-- Start Material for this task --

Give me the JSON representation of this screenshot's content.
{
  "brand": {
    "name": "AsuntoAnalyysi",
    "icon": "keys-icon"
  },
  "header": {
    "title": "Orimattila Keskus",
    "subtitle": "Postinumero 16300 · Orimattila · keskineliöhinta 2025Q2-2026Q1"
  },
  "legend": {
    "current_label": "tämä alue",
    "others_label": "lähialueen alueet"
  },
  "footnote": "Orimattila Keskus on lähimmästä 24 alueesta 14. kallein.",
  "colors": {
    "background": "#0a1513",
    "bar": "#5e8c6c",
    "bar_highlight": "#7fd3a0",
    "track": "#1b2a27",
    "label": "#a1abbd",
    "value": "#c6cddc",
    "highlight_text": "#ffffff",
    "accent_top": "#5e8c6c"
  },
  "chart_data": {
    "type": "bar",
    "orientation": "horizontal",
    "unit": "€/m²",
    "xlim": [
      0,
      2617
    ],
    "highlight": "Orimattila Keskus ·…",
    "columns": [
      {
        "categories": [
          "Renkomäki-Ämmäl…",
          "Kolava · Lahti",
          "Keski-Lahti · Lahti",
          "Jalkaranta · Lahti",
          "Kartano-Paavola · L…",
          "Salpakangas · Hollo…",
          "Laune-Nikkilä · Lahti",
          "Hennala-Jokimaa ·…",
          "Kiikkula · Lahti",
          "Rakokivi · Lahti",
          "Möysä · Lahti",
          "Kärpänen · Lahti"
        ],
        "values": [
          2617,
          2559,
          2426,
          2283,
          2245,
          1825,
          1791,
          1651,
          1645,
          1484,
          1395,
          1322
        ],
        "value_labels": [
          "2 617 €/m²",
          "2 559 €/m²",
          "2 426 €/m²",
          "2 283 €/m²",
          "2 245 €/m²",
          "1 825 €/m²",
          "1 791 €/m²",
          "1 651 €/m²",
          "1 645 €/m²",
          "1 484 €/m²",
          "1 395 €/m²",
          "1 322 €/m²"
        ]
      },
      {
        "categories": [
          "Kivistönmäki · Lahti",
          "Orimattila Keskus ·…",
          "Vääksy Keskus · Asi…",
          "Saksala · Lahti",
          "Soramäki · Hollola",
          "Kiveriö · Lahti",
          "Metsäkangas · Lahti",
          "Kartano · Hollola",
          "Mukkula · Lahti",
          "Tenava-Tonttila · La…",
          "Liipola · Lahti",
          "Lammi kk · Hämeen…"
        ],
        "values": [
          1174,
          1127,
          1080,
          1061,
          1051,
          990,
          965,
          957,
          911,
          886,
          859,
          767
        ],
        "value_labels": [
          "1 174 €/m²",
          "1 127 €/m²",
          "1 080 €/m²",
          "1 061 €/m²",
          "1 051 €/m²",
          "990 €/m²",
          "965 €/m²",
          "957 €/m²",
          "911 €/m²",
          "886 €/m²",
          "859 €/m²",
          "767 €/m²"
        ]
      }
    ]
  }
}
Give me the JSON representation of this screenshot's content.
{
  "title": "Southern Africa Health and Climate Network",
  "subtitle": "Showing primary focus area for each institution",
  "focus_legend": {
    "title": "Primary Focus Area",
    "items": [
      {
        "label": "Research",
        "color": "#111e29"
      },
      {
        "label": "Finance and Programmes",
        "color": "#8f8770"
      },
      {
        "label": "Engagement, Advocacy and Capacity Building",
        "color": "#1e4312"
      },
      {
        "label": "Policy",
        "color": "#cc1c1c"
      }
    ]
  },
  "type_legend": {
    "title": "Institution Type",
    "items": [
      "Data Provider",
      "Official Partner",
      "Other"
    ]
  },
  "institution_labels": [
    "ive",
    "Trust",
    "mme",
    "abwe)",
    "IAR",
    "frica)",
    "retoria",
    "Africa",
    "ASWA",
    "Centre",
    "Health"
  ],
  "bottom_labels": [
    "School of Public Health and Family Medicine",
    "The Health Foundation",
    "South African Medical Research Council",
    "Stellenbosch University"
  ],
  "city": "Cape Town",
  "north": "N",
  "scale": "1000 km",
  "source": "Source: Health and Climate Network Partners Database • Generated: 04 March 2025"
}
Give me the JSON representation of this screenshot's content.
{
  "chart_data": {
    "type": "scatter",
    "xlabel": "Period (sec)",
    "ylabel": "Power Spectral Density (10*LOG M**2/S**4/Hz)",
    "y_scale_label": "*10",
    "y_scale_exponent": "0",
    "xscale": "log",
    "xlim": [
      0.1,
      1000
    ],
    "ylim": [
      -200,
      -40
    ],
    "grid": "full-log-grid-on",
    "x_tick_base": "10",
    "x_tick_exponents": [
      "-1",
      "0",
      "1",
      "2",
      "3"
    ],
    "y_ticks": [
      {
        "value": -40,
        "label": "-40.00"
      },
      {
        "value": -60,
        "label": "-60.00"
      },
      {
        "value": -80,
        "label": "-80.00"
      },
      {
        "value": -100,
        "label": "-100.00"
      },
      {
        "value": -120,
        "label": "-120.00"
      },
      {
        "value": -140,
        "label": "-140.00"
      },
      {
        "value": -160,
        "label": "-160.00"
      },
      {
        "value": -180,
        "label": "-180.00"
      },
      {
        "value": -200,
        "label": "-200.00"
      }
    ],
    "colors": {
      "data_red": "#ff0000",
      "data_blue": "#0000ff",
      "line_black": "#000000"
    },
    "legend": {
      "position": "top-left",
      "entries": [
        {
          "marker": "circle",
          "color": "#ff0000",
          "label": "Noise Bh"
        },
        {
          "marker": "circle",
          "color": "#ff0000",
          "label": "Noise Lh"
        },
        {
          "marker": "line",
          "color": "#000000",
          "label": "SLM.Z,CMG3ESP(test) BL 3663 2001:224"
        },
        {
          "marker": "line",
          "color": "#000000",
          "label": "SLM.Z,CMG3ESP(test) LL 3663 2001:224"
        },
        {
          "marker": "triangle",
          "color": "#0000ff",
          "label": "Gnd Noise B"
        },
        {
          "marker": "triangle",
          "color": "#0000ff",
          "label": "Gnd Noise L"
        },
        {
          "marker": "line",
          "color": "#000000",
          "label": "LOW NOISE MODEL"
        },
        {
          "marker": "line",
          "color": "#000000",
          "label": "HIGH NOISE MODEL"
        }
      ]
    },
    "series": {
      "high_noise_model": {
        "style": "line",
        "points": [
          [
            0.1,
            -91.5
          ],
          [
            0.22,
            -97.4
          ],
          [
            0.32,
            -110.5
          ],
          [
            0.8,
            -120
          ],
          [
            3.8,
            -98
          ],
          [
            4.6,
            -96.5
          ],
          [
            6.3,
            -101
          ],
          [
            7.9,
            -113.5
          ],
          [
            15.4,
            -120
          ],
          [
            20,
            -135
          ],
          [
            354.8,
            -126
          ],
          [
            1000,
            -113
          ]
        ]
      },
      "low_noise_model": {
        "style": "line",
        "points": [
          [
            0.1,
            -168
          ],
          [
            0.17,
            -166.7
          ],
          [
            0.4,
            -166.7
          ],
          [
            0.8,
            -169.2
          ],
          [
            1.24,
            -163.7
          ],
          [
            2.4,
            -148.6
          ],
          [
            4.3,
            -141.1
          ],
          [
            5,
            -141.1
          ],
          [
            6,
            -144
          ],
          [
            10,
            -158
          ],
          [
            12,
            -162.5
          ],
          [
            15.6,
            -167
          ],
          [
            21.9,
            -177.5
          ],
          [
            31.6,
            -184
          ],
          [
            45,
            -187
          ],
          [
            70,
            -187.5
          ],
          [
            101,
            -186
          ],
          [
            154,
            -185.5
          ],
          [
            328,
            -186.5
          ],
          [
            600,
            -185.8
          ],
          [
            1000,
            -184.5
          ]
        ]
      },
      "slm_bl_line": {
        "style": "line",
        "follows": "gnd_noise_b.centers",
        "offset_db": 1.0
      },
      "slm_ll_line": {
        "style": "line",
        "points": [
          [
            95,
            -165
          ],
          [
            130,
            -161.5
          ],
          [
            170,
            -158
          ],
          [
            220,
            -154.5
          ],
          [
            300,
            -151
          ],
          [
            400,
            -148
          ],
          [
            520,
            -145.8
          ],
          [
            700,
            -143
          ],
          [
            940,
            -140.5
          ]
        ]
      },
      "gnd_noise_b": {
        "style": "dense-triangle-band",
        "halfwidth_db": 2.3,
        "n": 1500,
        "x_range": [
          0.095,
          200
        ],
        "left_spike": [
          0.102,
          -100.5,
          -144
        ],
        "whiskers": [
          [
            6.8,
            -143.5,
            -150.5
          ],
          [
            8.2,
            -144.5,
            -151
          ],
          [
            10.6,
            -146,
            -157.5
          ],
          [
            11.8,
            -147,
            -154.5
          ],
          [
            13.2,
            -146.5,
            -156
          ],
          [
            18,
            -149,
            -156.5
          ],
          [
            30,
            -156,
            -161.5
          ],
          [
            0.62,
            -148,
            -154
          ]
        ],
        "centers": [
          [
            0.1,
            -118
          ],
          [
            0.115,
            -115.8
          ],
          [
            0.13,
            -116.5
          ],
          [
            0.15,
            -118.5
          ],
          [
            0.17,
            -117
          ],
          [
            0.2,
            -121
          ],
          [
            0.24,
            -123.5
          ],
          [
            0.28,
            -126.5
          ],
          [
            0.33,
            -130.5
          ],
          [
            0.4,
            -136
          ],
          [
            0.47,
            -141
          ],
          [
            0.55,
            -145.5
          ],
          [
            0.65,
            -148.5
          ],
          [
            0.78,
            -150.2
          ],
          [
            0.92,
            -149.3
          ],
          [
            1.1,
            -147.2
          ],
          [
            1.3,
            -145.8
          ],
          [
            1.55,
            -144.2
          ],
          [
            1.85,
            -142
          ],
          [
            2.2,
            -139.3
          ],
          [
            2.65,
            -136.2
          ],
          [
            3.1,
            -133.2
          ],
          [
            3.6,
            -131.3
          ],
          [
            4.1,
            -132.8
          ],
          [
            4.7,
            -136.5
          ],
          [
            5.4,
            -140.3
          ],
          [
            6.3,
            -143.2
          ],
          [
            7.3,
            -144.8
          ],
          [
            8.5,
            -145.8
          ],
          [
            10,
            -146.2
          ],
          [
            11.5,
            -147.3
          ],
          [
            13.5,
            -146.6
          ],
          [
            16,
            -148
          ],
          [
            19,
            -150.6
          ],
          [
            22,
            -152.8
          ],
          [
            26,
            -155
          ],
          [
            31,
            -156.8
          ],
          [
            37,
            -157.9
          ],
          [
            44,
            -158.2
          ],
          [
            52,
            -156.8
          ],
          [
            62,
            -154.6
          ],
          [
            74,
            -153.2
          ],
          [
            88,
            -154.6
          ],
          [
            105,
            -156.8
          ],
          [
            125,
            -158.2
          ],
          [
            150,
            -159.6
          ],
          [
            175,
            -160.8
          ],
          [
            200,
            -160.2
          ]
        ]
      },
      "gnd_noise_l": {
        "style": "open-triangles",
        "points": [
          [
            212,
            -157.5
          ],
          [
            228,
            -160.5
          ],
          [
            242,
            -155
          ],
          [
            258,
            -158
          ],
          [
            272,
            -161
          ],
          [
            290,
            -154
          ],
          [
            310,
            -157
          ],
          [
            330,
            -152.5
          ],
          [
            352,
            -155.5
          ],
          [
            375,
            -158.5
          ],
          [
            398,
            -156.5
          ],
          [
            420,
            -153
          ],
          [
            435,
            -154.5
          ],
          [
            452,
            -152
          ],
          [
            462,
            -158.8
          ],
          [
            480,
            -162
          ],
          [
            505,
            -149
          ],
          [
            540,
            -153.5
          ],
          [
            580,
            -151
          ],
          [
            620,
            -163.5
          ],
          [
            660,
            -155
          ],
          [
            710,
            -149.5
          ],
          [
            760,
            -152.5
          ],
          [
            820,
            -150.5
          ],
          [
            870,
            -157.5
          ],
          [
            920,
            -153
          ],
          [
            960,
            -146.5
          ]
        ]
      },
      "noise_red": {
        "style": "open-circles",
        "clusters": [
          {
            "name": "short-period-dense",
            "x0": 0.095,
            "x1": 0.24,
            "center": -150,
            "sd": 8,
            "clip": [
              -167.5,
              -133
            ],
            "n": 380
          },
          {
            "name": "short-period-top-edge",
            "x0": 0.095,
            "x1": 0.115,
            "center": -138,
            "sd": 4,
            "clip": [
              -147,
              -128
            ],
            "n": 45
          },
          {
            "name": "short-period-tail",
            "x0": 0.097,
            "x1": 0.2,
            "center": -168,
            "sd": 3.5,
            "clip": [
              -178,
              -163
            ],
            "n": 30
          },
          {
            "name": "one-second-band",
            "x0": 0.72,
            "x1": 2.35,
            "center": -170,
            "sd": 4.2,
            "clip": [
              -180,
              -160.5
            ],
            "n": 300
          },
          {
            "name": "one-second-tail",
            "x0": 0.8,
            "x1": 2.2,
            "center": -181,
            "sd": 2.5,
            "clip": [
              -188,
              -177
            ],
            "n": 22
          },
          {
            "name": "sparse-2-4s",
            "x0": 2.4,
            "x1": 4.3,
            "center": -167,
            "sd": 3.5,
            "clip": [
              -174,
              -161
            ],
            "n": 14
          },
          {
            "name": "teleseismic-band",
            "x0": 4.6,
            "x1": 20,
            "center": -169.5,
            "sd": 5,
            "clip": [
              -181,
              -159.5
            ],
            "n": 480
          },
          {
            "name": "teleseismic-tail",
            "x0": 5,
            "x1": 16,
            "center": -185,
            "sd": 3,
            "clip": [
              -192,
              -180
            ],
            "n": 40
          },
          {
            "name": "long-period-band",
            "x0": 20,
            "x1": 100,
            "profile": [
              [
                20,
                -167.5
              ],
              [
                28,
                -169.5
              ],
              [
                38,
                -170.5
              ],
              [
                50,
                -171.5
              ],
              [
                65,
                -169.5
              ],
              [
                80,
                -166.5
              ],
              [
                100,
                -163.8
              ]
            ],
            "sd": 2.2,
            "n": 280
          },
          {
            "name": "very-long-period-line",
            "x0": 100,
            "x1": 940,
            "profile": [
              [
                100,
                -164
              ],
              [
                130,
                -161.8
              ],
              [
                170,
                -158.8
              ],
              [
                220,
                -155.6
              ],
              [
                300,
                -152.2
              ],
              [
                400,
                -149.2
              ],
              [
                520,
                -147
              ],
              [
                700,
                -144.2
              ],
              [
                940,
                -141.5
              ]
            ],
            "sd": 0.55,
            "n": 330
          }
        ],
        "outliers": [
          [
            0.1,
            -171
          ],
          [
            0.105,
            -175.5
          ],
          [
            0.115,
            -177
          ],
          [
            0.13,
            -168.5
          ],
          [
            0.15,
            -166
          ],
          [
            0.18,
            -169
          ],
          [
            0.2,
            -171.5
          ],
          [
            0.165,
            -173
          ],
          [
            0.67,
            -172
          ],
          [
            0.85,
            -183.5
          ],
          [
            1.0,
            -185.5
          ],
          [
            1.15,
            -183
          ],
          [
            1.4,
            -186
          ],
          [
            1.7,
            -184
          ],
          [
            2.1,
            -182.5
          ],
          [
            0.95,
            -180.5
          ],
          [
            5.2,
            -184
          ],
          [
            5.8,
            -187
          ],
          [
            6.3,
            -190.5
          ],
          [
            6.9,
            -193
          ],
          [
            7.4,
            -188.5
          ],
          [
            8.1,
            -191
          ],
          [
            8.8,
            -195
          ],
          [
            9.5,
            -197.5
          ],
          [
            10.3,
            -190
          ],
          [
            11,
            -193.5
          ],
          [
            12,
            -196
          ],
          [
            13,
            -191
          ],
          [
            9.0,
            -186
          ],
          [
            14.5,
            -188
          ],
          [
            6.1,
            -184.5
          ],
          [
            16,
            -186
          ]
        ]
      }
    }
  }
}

-- End Material for this task --

- **Required work**
From the records above, pick out and copy each line holding the word "tail".

- **In response**
            "name": "short-period-tail",
            "name": "one-second-tail",
            "name": "teleseismic-tail",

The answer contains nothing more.